Provided material
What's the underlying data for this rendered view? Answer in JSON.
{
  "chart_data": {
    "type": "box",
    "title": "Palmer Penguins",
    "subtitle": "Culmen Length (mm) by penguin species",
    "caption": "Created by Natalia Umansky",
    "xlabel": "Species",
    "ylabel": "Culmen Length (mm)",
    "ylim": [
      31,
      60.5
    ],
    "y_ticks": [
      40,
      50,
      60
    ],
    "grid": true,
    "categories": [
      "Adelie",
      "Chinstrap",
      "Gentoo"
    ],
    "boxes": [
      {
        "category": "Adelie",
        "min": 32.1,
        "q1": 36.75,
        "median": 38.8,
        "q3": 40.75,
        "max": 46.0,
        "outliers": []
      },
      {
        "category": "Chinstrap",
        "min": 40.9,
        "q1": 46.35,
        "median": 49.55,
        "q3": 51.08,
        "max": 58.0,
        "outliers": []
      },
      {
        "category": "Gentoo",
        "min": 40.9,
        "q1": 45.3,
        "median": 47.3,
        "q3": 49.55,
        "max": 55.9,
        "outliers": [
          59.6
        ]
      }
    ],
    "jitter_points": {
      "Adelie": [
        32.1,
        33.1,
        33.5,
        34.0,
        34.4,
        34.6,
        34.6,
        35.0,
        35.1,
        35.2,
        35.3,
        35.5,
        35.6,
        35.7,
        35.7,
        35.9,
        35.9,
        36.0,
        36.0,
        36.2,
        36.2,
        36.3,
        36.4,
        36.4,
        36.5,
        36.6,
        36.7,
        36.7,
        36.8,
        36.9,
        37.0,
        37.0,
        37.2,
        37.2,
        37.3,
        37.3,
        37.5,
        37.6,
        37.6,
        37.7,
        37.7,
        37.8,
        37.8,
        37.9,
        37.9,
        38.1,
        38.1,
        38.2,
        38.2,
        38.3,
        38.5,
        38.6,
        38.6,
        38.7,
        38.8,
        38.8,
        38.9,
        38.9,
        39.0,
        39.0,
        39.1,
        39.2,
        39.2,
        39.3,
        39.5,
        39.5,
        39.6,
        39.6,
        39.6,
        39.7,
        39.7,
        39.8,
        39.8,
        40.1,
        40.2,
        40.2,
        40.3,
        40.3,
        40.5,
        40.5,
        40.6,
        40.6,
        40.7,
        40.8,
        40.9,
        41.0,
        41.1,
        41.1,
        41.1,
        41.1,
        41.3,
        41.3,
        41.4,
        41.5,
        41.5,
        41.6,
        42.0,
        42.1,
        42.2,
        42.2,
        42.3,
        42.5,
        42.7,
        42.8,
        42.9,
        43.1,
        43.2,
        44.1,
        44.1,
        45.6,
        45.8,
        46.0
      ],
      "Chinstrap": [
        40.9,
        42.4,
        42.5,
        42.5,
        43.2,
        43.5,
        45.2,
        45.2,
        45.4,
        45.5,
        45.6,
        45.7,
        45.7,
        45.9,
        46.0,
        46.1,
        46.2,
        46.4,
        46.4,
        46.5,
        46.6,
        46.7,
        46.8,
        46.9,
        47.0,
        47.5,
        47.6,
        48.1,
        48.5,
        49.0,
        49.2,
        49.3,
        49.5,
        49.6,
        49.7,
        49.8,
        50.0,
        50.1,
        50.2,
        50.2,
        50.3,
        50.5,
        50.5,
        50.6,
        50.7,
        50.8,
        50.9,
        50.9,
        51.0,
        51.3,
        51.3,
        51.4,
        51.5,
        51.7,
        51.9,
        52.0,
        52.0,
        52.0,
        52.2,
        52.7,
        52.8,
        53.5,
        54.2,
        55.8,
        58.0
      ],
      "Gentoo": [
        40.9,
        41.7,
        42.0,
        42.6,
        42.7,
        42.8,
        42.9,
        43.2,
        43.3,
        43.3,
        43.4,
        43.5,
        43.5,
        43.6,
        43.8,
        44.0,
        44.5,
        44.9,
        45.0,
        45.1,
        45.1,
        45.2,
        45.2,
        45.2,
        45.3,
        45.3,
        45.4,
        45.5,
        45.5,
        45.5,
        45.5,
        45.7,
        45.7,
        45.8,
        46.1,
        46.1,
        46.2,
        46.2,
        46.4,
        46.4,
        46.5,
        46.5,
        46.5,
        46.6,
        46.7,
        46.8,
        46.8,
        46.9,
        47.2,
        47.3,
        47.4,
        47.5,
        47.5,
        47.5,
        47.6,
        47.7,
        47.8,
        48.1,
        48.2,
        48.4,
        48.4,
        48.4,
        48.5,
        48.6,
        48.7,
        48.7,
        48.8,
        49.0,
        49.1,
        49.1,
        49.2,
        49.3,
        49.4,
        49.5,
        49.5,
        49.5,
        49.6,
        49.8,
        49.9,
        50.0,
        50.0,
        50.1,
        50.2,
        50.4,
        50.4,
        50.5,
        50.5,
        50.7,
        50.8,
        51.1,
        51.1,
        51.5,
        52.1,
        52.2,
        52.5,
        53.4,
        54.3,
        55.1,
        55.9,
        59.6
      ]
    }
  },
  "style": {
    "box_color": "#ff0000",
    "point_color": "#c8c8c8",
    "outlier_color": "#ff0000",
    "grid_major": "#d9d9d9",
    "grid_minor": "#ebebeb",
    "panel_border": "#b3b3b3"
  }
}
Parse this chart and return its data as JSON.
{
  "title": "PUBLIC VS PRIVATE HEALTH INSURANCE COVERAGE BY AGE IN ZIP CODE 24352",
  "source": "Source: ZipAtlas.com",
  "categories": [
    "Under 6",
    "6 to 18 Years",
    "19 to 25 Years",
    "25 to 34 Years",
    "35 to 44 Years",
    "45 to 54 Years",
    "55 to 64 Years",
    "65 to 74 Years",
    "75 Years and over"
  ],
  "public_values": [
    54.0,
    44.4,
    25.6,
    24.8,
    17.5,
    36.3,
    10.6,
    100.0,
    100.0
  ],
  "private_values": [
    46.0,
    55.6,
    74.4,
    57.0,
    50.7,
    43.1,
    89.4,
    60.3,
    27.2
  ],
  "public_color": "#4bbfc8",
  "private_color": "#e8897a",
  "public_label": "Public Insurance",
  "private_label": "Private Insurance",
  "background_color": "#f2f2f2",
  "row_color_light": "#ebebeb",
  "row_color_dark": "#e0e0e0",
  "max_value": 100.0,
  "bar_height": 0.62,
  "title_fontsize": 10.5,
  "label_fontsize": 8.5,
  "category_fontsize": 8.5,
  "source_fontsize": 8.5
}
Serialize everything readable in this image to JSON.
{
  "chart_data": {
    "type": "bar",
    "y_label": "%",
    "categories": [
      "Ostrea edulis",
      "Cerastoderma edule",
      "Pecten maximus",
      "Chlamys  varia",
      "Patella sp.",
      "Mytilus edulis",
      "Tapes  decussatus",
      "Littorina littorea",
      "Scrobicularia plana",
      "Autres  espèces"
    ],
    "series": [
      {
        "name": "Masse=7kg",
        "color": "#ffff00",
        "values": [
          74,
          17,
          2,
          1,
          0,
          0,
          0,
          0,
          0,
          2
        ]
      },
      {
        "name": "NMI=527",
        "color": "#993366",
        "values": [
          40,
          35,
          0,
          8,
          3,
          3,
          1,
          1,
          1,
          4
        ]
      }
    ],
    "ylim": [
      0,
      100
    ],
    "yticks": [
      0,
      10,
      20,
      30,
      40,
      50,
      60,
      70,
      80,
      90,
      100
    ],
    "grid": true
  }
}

Task brief
Copy and report every line where the word "JSON" is present.

Exercise response
What's the underlying data for this rendered view? Answer in JSON.
Parse this chart and return its data as JSON.
Serialize everything readable in this image to JSON.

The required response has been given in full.